## TEXT EXCERPT

=-=-=

Although Kateb refers to Lincoln’s political thought, he mostly means Lincoln’s moral and political passion. He often writes as if he agrees with Marx’s claim that thought is not a passion of the head (as in Plato) but the head of a passion. Unlike Marx, however, he wants Lincoln to have been more passionate, more passionately opposed to slavery. He describes Lincoln as motivated by two passions, one for saving the Union and the other for ending slavery. “Both passions came from his moral commitment to human equality,” but where did that moral commitment itself come from? Kateb will struggle to find an answer.
He begins by addressing Lincoln’s political circumstance. “Who else electable in the North could have had his will?” he asks, quite sensibly implying that there was no one. And in order to be electable, he remarks, Lincoln couldn’t simply lay his cards on the table, when it came to slavery abolition. “His whole political life illustrates the generalization that in democratic politics, perhaps in all politics, it is nearly impossible to do the right thing for the right reasons, actually held and honestly stated.” This held true particularly in the years between the 1854 Kansas-Nebraska Act, legalizing slavery in the territories claimed and settled by Americans but not yet states, and the end of the Civil War. “Group ferocities” prevailed throughout, although Kateb is careful not to claim, nor to ascribe to Lincoln the claim, that these were the furies of Greek tragedy—somehow fated, entirely out of human control. Although Lincoln speaks of Providence, he does so in the manner of the Bible; according to Kateb, he uses Providence as an excuse “to blot out human responsibility.” Slavery was introduced to American society by choice. Therefore, “The people cursed themselves; they brought their suffering on themselves.” Kateb nonetheless errs in denying that “the integrity of the Union and the slaves’ human status” amounted to “some high worldly value of the sort that tragic individual heroes contend for, like position or influence or honor or successful revenge.” The integrity of the Union and the slaves’ human status were if anything of higher worldly value than those things, and made higher still for having been political, for bearing upon the ‘fate’ of the American Founders’ effort to frame a government that secured the natural rights of human beings as such.
At the same time, Kateb unjustly minimizes the slaveholders’ dilemma. Their fears of slave rebellion proved overblown—”there was no imitation of the Haitian revolution”—but how could they know that at the time? Thomas Jefferson’s image of slaveholders having a wolf by the ears, fearing to let go, registered an understandable fear and a serious dilemma. “Perhaps Jefferson could not imagine himself as a slave who would not try to kill his master before or after manumission.” Then again, perhaps not. What he could imagine was that this might happen, and had happened elsewhere, whatever his imagination might conjure. Moreover, Jefferson’s generation of slaveholders lived before claims of ‘scientific racism’ had taken hold of Southerners, as it most assuredly had done by the 1850s. Kateb needs this claim because he wants to show that Lincoln gave too much credence to Southern fears. When Lincoln says that Southerners “are just what we [Northerners] would be in their situation,” he is warning his political friends against self-righteousness—a trait not absent in Abolitionist circles, and hardly conducive to reunion after the war.

=-=-=

## WHAT TO WORK ON
a: List every person named in the passage on Kateb's reading of Lincoln.
b: Carry the passage on Kateb's reading of Lincoln forward from its final sentence.
The lines that come next were taken from a separate source.

## Dataset rows

=-=-=

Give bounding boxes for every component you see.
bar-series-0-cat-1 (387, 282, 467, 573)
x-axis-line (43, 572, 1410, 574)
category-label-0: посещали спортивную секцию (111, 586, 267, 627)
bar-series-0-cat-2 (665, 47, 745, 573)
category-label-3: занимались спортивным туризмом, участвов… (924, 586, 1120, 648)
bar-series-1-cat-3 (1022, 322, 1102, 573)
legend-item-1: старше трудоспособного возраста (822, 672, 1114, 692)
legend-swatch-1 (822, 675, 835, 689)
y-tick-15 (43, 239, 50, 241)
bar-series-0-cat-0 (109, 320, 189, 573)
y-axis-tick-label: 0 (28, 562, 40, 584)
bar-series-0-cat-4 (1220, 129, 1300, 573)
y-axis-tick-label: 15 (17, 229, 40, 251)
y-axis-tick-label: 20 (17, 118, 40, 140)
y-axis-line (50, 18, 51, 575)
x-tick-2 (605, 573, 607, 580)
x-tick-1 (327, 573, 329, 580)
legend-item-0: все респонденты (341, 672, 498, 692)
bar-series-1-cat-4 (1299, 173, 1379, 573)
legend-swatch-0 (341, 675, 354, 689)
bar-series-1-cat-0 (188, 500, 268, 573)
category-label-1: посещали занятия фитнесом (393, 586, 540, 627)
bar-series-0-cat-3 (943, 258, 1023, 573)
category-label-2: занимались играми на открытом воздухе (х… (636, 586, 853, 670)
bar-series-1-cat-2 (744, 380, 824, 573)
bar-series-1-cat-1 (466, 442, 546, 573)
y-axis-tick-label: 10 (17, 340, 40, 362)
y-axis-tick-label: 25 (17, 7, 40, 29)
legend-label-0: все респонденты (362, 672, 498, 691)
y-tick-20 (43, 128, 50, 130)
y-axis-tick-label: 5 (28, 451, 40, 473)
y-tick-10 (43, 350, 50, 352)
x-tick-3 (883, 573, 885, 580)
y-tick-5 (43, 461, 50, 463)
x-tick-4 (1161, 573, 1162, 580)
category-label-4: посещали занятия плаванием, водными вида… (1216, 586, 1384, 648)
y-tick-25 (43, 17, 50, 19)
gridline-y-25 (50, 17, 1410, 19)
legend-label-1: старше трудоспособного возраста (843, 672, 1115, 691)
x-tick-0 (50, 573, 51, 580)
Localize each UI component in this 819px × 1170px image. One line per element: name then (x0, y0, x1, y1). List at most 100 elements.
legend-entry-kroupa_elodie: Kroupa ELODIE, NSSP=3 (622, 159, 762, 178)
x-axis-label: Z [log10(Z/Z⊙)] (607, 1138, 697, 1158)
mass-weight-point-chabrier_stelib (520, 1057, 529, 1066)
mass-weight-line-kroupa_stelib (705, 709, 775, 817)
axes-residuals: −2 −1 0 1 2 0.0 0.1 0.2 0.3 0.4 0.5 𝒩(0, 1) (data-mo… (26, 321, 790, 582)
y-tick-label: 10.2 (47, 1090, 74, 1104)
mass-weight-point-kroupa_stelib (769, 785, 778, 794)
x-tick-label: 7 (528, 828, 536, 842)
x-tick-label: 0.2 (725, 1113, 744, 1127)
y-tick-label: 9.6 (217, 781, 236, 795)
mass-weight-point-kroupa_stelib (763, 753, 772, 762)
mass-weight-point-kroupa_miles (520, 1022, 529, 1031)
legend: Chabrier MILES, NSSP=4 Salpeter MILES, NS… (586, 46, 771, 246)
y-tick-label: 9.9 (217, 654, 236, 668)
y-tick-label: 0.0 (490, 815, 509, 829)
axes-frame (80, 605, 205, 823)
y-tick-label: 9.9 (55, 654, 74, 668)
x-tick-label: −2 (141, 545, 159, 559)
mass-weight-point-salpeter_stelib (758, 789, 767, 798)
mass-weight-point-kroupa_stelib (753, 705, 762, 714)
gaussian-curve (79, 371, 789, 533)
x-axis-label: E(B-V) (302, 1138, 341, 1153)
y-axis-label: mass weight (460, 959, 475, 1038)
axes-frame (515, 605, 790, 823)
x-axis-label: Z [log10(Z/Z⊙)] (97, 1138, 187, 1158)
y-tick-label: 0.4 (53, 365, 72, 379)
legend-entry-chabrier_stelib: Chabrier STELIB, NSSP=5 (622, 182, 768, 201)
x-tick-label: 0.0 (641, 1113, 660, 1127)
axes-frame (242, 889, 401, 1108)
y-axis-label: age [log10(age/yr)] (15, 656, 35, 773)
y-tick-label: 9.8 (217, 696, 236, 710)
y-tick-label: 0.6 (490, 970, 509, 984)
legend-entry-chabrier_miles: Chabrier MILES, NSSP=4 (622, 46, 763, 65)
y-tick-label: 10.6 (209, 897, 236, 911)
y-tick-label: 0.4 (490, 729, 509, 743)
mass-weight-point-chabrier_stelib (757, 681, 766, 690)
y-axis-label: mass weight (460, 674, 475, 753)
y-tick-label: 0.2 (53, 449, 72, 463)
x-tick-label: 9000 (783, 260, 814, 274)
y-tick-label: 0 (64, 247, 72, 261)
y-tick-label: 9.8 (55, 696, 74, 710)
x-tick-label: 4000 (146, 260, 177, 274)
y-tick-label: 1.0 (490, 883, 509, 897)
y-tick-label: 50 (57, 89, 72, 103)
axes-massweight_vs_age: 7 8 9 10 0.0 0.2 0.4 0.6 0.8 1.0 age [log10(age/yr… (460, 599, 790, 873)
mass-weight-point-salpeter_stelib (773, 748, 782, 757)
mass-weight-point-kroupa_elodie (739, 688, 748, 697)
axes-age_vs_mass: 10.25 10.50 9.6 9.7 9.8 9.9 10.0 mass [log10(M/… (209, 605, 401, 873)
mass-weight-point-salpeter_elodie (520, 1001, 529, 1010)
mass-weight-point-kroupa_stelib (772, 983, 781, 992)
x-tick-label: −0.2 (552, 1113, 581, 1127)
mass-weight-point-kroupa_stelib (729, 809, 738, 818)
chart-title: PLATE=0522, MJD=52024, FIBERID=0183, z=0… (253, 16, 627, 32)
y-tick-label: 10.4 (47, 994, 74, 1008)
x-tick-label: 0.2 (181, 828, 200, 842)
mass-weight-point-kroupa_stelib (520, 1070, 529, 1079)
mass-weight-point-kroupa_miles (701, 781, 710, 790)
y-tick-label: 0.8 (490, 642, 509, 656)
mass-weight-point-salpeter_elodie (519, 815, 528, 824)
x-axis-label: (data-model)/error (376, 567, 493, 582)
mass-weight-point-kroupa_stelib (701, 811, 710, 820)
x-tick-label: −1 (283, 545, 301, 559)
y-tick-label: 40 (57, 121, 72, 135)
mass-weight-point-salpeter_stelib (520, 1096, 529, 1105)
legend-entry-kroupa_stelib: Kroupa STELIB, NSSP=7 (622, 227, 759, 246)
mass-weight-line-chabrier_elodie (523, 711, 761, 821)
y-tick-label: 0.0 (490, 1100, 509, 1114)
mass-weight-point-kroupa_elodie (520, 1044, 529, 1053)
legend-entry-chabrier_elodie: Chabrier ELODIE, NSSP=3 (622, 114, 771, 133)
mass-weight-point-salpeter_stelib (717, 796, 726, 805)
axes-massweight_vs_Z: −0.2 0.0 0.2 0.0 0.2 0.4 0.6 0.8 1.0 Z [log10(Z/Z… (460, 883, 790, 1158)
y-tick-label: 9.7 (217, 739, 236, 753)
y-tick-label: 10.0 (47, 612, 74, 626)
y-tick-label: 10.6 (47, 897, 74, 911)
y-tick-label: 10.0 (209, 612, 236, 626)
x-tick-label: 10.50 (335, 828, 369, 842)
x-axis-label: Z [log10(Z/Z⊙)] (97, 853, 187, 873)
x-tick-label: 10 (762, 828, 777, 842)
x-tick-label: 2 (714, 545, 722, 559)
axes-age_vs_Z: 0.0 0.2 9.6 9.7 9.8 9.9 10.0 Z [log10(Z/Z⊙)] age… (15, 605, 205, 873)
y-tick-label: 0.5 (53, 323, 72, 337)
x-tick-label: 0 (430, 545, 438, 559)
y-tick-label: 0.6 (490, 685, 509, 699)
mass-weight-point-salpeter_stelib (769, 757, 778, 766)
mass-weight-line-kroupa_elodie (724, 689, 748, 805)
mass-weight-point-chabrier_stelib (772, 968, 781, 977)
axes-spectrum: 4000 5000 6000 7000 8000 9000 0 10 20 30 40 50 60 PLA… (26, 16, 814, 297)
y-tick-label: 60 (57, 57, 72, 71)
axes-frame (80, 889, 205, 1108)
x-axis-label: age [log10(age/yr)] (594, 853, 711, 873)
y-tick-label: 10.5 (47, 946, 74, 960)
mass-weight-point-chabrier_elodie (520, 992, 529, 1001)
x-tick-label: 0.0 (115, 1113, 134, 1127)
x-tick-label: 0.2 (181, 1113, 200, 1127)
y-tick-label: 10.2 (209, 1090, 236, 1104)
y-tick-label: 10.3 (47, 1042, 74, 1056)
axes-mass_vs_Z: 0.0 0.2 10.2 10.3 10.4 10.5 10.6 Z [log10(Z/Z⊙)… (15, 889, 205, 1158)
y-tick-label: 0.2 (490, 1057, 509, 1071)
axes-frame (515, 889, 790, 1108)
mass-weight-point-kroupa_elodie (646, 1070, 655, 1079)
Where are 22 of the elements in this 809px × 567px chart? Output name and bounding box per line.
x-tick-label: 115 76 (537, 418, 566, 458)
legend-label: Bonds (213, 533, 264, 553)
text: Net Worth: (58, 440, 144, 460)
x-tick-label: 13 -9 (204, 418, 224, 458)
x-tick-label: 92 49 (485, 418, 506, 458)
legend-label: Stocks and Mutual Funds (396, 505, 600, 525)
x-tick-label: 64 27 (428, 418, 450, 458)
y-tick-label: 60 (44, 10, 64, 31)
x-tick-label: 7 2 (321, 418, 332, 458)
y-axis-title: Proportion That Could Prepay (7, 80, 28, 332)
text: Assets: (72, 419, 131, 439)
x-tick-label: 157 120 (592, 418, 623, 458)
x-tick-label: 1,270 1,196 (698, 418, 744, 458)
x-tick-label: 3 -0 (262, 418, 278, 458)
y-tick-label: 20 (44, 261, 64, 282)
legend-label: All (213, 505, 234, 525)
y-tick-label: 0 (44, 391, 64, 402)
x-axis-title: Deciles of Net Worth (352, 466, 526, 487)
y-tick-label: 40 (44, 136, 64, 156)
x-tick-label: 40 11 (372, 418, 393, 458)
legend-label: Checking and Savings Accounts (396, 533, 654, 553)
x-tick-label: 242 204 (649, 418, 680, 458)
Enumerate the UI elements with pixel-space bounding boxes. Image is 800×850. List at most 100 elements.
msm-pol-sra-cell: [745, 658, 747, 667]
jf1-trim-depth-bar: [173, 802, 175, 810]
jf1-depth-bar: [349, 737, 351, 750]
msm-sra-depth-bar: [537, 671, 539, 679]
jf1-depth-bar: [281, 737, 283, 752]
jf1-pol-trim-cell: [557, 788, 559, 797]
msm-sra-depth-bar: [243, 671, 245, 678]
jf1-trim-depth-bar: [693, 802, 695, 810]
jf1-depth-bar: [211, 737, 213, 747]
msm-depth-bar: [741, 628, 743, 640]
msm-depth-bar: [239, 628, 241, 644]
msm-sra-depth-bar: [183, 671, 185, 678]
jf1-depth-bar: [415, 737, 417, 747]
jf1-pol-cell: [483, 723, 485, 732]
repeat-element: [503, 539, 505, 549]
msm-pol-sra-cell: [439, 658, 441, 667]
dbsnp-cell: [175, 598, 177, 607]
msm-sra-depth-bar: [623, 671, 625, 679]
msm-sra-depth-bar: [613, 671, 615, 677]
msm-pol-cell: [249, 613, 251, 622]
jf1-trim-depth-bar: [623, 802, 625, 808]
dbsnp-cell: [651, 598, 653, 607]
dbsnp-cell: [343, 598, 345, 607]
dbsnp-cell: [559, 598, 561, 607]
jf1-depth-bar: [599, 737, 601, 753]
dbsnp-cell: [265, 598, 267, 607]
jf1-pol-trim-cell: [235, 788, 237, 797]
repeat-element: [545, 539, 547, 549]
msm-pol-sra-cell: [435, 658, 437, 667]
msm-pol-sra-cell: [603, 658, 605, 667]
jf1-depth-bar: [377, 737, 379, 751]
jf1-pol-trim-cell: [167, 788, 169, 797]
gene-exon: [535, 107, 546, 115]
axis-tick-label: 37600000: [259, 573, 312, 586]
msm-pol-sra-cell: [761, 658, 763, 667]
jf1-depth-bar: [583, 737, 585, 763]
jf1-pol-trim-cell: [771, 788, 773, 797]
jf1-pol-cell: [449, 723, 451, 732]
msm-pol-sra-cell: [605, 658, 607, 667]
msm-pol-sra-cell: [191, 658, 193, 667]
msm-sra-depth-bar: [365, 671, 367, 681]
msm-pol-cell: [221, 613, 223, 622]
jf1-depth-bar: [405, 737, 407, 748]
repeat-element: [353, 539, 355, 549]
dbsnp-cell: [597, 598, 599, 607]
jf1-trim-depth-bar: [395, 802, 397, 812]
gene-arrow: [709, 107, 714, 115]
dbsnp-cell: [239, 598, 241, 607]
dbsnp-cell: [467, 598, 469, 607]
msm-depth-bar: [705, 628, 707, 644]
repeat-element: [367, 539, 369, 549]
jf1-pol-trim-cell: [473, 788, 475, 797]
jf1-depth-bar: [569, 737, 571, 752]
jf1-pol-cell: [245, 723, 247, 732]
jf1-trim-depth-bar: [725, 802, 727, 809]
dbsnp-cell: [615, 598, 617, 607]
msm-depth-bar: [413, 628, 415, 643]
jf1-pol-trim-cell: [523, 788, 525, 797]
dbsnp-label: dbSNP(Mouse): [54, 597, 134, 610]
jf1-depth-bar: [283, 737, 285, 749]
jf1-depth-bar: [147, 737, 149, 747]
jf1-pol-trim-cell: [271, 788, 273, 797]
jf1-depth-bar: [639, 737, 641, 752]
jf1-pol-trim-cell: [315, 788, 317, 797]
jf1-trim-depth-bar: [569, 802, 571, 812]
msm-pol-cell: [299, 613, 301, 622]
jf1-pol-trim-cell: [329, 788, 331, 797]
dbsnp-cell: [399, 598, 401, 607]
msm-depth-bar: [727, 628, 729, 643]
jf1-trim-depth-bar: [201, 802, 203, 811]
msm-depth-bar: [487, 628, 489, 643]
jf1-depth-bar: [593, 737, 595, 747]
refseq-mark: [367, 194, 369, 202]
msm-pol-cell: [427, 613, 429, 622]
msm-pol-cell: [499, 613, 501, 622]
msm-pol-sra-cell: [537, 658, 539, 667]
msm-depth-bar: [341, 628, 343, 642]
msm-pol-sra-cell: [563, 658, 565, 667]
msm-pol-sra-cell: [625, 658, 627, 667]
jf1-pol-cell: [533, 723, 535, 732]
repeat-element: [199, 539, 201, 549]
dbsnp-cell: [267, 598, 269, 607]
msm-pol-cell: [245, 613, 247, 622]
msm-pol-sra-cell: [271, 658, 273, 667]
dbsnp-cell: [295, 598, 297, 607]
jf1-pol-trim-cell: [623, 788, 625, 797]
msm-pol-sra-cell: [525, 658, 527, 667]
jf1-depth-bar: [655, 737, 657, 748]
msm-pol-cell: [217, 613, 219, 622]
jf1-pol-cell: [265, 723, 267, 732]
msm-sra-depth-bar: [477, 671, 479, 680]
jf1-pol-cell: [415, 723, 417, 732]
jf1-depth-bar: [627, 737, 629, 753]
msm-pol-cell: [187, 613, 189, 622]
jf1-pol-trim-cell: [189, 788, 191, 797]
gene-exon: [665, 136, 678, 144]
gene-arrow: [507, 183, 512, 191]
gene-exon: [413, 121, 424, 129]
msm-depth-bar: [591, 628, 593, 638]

=-=-=

## RESULTS BY TASK
a: Kateb, Lincoln, Marx, Plato, Thomas Jefferson

b:
Similarly, Kateb downplays arguments from moral and cultural relativism, arguments tending to excuse Southern behavior. While citing Lincoln’s 1859 statement that “Questions of abstract right and wrong cannot be questions of locality,” he denies that those who thought slavery permissible made such an argument. But in fact one did: Lincoln’s opponent in the Illinois Senate election the year before, Stephen A. Douglas. “The essence of the struggle over the rightness of slavery was not between moral absolutism and cultural relativism, the obsessive theme of some of Leo Strauss’s followers.” Leaving aside who those followers might be, and why such concern might be “obsessive” (Kateb offers us no further information on either point), one must recall that Douglas had in fact argued that (to use his word) “diversity” was one of America’s strengths, and diversity of climate made diversity of socioeconomic relations useful in service of America’s cross-continent march to greatness and prosperity. “In any event you do not need moral absolutism to condemn slavery, because if slavery is not wrong, nothing is wrong. All you need is decency extended by enlightenment to include people not of your color.” But from what does “decency” derive? And what does enlightenment illuminate? Lincoln knew: it was natural right. Does Kateb? It seems not. Of course, Douglas’s talk of “diversity” might make a man of the Left a bit nervous, given the valorization of that term in contemporary political discourse, but, as Lincoln would say, let us not judge, lest we be judged.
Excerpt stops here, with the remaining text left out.